--- start of TASK DATA ---

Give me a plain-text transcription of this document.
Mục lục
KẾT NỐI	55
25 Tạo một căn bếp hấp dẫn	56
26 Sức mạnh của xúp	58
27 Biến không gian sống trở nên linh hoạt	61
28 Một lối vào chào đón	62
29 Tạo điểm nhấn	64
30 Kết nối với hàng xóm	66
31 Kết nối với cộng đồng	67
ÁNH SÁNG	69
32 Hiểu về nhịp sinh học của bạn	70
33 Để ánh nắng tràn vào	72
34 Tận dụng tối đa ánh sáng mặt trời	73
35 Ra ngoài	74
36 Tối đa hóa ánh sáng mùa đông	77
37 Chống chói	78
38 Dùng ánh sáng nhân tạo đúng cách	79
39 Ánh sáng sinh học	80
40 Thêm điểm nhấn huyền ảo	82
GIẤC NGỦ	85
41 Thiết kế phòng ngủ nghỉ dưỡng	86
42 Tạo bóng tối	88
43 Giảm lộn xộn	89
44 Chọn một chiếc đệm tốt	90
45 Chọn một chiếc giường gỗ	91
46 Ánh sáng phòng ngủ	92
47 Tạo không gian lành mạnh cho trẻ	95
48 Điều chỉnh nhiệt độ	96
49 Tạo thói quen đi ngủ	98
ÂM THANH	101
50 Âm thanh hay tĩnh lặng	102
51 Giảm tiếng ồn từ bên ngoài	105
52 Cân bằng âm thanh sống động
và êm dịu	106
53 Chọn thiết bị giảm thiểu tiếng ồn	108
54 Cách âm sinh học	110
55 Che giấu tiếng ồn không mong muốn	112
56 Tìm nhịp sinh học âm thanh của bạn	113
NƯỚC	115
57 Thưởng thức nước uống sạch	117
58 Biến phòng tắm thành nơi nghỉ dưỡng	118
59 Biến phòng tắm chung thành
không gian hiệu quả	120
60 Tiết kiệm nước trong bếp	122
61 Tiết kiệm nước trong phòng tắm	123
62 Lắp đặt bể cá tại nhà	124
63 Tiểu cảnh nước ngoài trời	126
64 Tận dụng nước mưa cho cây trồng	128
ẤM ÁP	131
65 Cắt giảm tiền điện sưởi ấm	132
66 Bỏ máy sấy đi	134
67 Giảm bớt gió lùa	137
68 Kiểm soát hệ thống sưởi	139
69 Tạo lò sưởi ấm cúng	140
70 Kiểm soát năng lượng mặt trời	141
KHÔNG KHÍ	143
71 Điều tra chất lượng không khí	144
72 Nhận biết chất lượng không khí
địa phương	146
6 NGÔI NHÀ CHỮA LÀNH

--- end of TASK DATA ---

Please restate the records in full, word for word.

Give me a plain-text transcription of this document.
Mục lục
KẾT NỐI	55
25 Tạo một căn bếp hấp dẫn	56
26 Sức mạnh của xúp	58
27 Biến không gian sống trở nên linh hoạt	61
28 Một lối vào chào đón	62
29 Tạo điểm nhấn	64
30 Kết nối với hàng xóm	66
31 Kết nối với cộng đồng	67
ÁNH SÁNG	69
32 Hiểu về nhịp sinh học của bạn	70
33 Để ánh nắng tràn vào	72
34 Tận dụng tối đa ánh sáng mặt trời	73
35 Ra ngoài	74
36 Tối đa hóa ánh sáng mùa đông	77
37 Chống chói	78
38 Dùng ánh sáng nhân tạo đúng cách	79
39 Ánh sáng sinh học	80
40 Thêm điểm nhấn huyền ảo	82
GIẤC NGỦ	85
41 Thiết kế phòng ngủ nghỉ dưỡng	86
42 Tạo bóng tối	88
43 Giảm lộn xộn	89
44 Chọn một chiếc đệm tốt	90
45 Chọn một chiếc giường gỗ	91
46 Ánh sáng phòng ngủ	92
47 Tạo không gian lành mạnh cho trẻ	95
48 Điều chỉnh nhiệt độ	96
49 Tạo thói quen đi ngủ	98
ÂM THANH	101
50 Âm thanh hay tĩnh lặng	102
51 Giảm tiếng ồn từ bên ngoài	105
52 Cân bằng âm thanh sống động
và êm dịu	106
53 Chọn thiết bị giảm thiểu tiếng ồn	108
54 Cách âm sinh học	110
55 Che giấu tiếng ồn không mong muốn	112
56 Tìm nhịp sinh học âm thanh của bạn	113
NƯỚC	115
57 Thưởng thức nước uống sạch	117
58 Biến phòng tắm thành nơi nghỉ dưỡng	118
59 Biến phòng tắm chung thành
không gian hiệu quả	120
60 Tiết kiệm nước trong bếp	122
61 Tiết kiệm nước trong phòng tắm	123
62 Lắp đặt bể cá tại nhà	124
63 Tiểu cảnh nước ngoài trời	126
64 Tận dụng nước mưa cho cây trồng	128
ẤM ÁP	131
65 Cắt giảm tiền điện sưởi ấm	132
66 Bỏ máy sấy đi	134
67 Giảm bớt gió lùa	137
68 Kiểm soát hệ thống sưởi	139
69 Tạo lò sưởi ấm cúng	140
70 Kiểm soát năng lượng mặt trời	141
KHÔNG KHÍ	143
71 Điều tra chất lượng không khí	144
72 Nhận biết chất lượng không khí
địa phương	146
6 NGÔI NHÀ CHỮA LÀNH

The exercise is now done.